> TO BE DONE
In the entries below, count every line containing "year". Return the number and nothing else.
** START EXTRACTED INFORMATION **
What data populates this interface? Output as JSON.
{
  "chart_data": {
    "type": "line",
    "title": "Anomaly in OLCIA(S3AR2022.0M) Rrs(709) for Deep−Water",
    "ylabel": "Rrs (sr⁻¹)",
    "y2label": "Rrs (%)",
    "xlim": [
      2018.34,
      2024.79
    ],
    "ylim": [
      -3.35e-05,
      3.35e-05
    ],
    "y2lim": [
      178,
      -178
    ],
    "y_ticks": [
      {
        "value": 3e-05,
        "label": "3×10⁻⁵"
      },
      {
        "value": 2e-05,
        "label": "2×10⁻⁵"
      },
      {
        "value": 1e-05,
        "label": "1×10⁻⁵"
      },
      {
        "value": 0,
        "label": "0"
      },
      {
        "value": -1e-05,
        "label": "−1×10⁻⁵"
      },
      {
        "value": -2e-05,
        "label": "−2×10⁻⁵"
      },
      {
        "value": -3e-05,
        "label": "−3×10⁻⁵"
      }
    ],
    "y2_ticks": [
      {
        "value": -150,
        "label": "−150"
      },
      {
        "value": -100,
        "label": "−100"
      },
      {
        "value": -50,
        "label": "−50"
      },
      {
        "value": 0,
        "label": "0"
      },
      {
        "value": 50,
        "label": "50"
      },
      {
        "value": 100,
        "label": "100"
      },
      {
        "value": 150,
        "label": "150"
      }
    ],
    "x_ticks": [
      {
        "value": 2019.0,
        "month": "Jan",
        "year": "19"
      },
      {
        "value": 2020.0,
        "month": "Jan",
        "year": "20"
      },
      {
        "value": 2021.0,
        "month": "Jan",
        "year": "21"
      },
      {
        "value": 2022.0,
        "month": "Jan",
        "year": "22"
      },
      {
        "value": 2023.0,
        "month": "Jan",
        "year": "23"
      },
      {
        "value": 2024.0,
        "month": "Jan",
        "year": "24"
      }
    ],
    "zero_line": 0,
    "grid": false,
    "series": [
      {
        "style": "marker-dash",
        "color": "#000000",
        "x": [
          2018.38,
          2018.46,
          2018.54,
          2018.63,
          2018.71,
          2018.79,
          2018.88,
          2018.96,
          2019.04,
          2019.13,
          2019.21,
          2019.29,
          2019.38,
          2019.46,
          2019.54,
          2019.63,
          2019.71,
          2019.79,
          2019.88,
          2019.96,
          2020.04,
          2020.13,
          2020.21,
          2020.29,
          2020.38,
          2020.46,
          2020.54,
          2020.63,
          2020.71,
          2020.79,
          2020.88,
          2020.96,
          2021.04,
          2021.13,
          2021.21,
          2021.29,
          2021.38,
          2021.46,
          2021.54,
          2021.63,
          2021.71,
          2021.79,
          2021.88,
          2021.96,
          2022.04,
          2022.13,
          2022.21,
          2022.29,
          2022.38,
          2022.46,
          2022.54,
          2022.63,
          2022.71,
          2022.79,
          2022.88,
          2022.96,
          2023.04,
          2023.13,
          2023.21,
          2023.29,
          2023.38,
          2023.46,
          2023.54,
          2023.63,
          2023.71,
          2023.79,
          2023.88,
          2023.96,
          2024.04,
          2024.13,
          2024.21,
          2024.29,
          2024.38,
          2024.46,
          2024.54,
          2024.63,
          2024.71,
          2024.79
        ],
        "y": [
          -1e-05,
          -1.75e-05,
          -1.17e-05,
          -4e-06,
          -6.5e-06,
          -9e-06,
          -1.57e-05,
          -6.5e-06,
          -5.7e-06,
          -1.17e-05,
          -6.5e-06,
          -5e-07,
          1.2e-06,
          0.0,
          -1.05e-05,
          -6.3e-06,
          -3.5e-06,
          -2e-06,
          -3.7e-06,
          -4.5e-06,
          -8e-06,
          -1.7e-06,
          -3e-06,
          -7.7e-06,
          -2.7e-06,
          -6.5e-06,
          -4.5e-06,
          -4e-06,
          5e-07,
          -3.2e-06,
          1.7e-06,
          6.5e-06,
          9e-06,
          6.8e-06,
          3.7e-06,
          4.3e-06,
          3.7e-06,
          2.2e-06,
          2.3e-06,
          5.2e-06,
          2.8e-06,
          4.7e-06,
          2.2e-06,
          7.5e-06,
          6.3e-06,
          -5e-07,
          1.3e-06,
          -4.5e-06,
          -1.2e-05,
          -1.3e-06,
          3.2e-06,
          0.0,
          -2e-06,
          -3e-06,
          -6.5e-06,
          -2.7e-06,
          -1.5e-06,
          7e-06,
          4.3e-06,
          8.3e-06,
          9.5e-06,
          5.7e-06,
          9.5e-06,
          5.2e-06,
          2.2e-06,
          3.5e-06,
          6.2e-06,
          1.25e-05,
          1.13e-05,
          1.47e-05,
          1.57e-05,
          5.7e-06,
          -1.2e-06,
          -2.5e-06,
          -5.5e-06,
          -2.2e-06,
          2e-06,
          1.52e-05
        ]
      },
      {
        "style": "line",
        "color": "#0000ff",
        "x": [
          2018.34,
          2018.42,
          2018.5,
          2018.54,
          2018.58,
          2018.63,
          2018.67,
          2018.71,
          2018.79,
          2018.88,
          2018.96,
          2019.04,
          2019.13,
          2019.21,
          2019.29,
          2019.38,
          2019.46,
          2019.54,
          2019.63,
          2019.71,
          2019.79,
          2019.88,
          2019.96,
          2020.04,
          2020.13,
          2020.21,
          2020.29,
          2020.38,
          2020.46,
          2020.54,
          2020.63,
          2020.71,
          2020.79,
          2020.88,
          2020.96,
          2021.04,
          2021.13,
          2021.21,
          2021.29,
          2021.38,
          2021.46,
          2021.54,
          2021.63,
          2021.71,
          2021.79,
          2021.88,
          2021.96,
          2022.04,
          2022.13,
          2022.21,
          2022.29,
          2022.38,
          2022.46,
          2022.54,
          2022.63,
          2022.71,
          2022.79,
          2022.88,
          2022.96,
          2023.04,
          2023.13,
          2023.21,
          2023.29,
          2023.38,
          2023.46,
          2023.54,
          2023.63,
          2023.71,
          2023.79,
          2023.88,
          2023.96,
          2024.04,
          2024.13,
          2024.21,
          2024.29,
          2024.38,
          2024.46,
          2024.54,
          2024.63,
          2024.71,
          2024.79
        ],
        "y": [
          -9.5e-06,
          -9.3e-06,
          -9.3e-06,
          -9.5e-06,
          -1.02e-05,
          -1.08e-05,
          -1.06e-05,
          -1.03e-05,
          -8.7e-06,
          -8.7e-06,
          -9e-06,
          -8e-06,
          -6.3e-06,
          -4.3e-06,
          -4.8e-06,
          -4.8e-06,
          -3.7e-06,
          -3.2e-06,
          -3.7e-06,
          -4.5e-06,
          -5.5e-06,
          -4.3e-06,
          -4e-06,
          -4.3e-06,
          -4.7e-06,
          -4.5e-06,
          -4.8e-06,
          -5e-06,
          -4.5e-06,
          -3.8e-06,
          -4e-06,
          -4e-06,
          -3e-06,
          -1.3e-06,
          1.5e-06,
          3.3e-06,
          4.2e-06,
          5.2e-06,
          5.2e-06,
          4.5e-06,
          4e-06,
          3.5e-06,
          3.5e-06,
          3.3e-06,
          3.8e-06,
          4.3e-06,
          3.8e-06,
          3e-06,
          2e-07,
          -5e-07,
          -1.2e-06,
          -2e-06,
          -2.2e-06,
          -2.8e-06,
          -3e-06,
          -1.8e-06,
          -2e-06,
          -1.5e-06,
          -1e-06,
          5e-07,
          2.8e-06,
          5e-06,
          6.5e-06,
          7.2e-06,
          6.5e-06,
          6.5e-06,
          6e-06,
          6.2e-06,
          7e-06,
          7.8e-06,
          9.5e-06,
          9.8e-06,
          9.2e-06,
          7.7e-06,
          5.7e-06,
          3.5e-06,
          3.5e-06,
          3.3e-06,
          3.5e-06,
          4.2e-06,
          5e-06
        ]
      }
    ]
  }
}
** END EXTRACTED INFORMATION **
> CORRECT OUTPUT
6